*Stated task*
Rewrite the scarf pattern from "# Scarf pattern." to "Knit 10 rows.", changing "yarn" to "wool" throughout.

*Page excerpt*
____________________

# Scarf pattern.



## JillMay (Mar 26, 2012)

I made this scarf for my GD and thought someone might like the pattern. It would be a good introduction to cables as there are so many repeats. You can use any yarn, just match it to your needles, simlpy use the size recommended on the ball band. No swatch needed.

Cast on the nearest multiple of 9 stitches for the required width of the scarf (I estimate this by the length they take up on the needle) then add 3 stitches. For my scarf I used 4 ply yarn and cast on 48 sts. (9x5)+3 .

Knit 10 rows.

Begin pattern:

Row1. Knit
Rows 2,4,6 and 8. (Knit3, purl6) repeat to last 3 stitches, k3
Rows 3 and 5 knit
Row 7 (k3 c6back) repeat to last 3sts. K3

C6back means cable 6 back. To do this slip the next 3 stitches on to a cable needle or small dpn. and leave at the back of the work. Knit the next three stitches then knit the 3 from the cable needle. This makes the crossover or twist.

These 8 rows form the pattern. Repeat them until the scarf is the length you want it.

Finish with 10 rows knit.

There is no copywriter on the pattern!! Use it as you like.

____________________

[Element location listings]
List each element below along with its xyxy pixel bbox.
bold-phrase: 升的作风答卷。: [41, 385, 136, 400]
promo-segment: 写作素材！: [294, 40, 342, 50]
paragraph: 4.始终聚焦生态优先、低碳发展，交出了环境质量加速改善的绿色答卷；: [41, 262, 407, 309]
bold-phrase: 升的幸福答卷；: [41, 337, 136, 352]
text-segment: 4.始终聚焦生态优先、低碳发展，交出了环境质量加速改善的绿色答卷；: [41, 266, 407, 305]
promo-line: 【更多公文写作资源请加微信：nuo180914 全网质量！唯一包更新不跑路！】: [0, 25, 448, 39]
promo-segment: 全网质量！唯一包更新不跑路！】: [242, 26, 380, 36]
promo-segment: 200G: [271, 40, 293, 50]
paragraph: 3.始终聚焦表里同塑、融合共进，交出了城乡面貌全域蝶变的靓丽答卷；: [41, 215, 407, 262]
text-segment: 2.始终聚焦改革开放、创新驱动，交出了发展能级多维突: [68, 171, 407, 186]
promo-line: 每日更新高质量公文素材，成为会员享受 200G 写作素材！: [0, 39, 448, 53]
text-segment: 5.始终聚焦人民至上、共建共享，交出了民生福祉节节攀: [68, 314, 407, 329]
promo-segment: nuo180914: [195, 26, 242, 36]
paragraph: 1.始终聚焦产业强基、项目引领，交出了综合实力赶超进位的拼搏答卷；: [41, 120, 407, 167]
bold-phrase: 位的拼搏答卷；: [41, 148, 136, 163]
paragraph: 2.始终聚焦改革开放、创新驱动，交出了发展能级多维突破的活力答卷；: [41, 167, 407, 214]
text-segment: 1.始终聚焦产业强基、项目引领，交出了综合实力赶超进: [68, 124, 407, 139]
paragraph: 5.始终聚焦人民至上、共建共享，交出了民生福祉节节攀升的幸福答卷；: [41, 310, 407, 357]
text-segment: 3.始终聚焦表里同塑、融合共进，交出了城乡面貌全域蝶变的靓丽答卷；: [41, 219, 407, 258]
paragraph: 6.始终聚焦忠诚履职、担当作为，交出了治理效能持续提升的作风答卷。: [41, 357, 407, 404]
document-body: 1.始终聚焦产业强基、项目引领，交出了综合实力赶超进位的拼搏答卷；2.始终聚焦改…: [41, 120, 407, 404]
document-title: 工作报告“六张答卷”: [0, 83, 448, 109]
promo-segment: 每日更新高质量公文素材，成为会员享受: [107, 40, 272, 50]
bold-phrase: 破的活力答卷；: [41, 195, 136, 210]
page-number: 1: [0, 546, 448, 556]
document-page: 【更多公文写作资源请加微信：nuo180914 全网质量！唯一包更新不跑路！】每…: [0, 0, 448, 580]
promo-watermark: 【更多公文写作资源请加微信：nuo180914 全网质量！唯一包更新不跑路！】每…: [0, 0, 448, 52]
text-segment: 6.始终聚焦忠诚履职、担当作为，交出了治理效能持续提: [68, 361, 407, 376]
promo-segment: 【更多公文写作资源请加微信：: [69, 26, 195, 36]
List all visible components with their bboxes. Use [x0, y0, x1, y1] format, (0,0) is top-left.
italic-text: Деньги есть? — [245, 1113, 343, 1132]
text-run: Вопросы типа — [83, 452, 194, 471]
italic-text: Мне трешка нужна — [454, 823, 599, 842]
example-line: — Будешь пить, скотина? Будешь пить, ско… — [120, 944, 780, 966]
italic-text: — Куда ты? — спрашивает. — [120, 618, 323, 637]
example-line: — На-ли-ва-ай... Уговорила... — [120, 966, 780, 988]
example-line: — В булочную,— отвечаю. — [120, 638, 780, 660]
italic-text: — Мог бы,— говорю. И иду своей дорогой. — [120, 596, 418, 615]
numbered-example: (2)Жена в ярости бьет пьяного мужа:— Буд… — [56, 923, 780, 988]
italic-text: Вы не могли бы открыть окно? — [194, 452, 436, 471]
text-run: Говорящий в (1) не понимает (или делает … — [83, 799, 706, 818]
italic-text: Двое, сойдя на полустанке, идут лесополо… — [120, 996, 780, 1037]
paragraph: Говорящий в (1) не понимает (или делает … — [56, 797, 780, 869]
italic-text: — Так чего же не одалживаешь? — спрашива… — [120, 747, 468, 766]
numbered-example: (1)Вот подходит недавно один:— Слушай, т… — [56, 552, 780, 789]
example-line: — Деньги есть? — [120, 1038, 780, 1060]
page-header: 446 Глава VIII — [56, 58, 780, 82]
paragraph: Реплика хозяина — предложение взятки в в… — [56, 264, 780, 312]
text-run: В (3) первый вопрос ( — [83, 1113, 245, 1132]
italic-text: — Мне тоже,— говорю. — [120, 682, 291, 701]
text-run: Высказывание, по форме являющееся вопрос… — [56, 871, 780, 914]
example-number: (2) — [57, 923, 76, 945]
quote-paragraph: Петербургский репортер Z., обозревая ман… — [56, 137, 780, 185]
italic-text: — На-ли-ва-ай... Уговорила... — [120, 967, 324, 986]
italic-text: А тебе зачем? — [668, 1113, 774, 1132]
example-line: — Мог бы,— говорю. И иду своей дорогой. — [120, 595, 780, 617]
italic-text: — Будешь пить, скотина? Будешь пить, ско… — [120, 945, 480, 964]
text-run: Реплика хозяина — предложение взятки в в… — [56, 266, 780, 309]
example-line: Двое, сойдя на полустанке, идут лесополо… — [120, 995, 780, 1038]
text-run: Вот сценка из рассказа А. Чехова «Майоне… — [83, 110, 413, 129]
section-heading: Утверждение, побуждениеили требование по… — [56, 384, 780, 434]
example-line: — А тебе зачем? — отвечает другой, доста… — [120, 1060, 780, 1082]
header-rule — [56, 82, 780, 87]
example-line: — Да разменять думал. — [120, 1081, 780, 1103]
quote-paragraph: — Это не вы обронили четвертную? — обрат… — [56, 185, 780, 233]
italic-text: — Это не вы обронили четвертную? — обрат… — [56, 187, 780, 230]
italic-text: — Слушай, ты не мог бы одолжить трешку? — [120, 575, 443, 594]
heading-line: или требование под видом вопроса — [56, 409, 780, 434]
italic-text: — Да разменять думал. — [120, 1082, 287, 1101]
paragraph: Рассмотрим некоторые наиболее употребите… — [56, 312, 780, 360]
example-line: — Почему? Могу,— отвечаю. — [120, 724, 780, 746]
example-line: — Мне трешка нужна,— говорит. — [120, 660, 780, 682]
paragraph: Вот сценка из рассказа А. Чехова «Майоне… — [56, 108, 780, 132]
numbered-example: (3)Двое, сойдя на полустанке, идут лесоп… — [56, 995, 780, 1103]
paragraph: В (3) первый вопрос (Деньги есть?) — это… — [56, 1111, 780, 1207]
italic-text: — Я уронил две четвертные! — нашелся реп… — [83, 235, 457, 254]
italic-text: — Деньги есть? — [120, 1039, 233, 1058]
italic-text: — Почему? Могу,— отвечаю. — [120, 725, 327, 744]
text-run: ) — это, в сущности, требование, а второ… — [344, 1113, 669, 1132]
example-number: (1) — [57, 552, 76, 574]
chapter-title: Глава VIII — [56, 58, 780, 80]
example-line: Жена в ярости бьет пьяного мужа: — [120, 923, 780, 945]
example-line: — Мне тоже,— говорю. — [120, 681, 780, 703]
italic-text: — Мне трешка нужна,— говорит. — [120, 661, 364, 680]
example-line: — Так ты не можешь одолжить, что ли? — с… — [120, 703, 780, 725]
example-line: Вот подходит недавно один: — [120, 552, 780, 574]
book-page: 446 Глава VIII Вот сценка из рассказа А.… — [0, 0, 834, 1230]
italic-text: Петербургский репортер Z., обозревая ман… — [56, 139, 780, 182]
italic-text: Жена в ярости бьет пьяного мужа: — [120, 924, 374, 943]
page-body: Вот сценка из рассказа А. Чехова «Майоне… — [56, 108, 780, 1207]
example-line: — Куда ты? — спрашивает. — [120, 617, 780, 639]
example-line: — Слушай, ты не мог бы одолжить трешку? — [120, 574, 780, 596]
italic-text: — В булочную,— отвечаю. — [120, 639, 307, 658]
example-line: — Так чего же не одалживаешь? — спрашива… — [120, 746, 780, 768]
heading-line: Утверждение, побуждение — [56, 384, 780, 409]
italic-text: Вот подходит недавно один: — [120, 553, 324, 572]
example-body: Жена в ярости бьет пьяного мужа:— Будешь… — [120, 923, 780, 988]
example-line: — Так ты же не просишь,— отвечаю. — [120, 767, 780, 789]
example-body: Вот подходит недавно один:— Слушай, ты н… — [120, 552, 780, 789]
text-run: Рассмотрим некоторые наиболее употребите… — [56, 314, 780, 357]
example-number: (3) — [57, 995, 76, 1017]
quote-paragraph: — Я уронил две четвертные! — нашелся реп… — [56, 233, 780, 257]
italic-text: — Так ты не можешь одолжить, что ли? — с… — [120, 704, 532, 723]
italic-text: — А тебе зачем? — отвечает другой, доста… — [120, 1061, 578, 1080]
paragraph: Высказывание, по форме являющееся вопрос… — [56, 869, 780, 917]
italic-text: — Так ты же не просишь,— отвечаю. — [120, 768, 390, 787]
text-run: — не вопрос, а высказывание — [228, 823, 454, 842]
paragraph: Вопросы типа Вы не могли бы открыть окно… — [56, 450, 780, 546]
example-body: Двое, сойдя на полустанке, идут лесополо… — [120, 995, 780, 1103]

____________________

*Written answer*
# Scarf pattern.



## JillMay (Mar 26, 2012)

I made this scarf for my GD and thought someone might like the pattern. It would be a good introduction to cables as there are so many repeats. You can use any wool, just match it to your needles, simlpy use the size recommended on the ball band. No swatch needed.

Cast on the nearest multiple of 9 stitches for the required width of the scarf (I estimate this by the length they take up on the needle) then add 3 stitches. For my scarf I used 4 ply wool and cast on 48 sts. (9x5)+3 .

Knit 10 rows.